• **STATED TASK**: Your task is to filter the data below down to the lines holding "this".
┌────────
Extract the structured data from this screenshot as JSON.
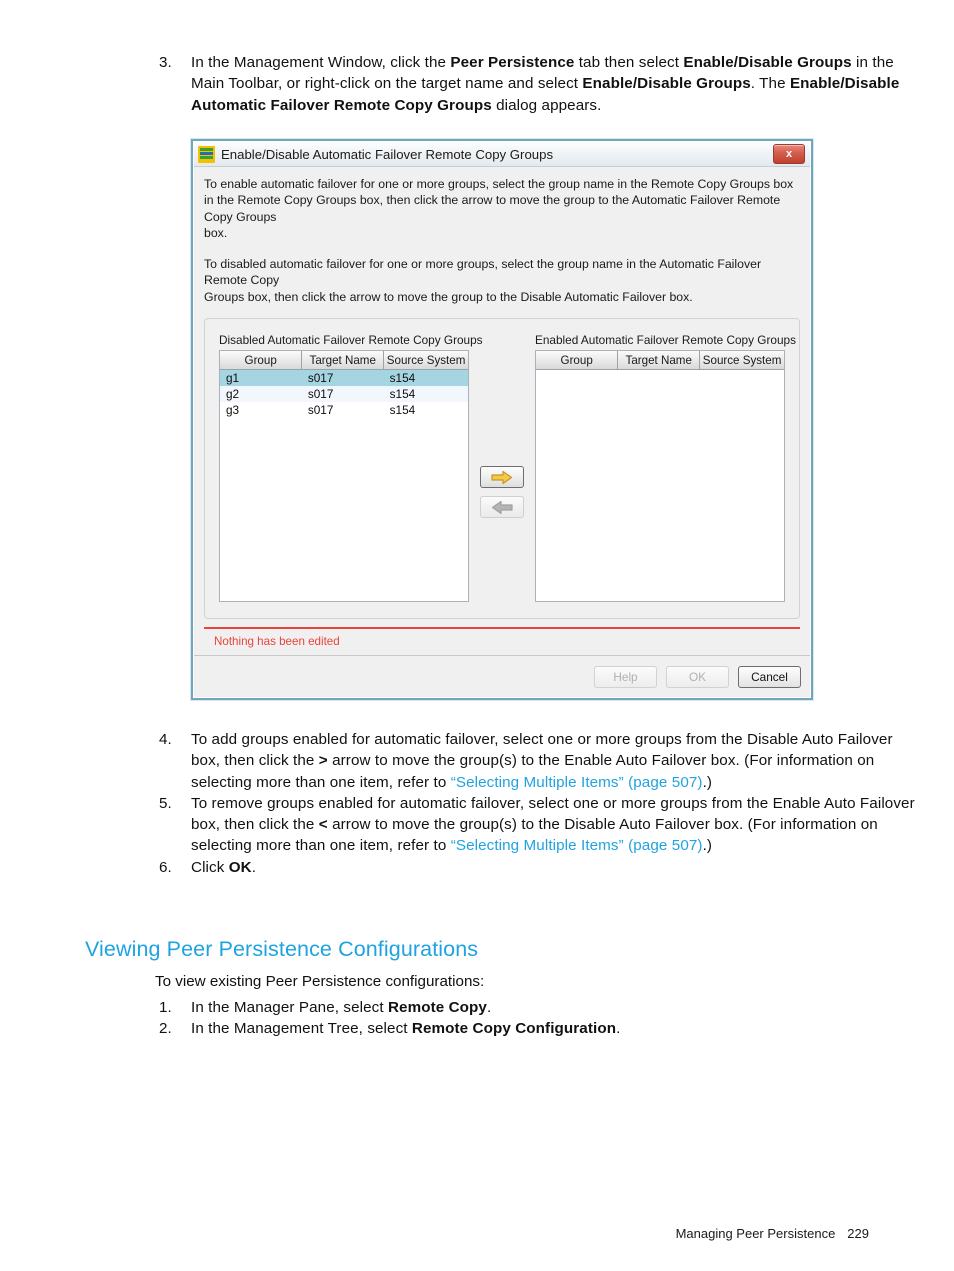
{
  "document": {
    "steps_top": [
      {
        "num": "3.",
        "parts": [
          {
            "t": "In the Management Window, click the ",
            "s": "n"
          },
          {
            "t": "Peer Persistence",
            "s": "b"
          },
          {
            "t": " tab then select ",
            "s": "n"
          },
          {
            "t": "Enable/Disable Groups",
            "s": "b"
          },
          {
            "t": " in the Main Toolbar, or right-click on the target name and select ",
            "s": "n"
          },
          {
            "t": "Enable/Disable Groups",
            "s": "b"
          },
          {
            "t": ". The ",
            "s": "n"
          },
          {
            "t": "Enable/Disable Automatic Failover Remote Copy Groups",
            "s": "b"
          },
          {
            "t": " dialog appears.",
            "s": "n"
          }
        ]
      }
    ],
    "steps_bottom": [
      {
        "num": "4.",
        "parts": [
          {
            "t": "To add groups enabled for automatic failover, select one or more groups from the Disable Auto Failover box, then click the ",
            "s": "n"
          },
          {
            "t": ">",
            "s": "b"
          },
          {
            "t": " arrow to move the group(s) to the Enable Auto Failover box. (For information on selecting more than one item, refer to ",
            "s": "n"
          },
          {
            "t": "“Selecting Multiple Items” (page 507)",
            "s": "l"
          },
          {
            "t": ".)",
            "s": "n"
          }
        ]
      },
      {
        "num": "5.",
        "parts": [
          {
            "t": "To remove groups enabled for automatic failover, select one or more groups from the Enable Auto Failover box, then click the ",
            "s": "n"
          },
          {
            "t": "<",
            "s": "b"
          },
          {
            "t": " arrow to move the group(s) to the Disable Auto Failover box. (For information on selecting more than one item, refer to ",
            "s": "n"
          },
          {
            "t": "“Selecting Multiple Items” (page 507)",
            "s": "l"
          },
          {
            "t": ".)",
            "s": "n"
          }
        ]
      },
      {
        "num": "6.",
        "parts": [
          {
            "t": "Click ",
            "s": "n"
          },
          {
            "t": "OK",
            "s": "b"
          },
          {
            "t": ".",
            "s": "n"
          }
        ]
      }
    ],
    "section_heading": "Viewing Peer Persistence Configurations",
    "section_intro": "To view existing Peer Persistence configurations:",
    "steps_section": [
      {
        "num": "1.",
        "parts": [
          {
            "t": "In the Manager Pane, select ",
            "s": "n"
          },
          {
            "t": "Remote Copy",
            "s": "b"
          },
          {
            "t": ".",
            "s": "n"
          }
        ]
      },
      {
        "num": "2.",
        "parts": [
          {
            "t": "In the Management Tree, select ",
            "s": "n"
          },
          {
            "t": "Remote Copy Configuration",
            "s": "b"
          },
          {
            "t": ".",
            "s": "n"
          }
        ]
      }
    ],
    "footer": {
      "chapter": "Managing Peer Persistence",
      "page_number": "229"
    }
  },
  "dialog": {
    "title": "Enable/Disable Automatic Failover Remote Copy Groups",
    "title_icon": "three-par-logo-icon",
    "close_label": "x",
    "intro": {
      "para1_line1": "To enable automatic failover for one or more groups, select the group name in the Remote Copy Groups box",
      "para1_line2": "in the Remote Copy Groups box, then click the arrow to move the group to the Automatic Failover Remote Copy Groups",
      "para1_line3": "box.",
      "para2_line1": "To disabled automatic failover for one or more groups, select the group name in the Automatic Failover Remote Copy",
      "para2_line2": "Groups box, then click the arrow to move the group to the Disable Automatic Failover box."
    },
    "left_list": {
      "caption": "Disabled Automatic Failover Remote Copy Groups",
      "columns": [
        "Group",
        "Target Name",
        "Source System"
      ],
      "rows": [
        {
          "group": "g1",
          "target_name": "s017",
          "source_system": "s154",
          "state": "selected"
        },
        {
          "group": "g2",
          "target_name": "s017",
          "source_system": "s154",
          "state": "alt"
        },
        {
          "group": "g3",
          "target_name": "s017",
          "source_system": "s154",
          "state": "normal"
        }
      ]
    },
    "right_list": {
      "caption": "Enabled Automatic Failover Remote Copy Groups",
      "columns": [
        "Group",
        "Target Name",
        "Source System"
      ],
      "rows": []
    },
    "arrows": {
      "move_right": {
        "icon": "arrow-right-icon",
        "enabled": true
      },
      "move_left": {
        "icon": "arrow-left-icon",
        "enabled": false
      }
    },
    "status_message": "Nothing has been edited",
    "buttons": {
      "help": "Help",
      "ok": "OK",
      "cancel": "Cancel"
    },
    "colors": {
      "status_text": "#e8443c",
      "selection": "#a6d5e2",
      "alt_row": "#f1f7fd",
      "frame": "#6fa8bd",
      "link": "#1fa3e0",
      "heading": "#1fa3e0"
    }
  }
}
└────────
┌────────
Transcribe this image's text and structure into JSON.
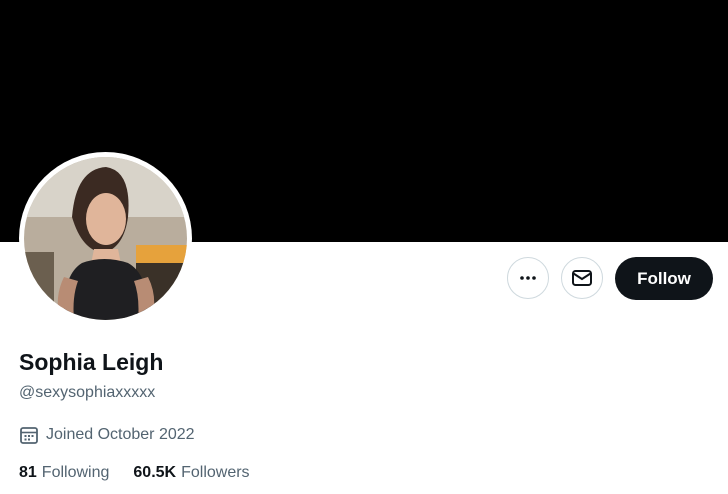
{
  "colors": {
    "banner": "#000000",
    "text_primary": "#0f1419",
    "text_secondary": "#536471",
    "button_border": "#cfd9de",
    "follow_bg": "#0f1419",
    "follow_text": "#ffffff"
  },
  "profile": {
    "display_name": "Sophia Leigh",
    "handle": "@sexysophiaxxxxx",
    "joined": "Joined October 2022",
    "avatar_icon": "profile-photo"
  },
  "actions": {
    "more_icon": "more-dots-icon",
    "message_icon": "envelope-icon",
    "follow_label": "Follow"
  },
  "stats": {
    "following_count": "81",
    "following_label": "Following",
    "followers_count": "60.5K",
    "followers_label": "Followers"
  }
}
└────────
• **EXPECTED ANSWER**:
Extract the structured data from this screenshot as JSON.
Transcribe this image's text and structure into JSON.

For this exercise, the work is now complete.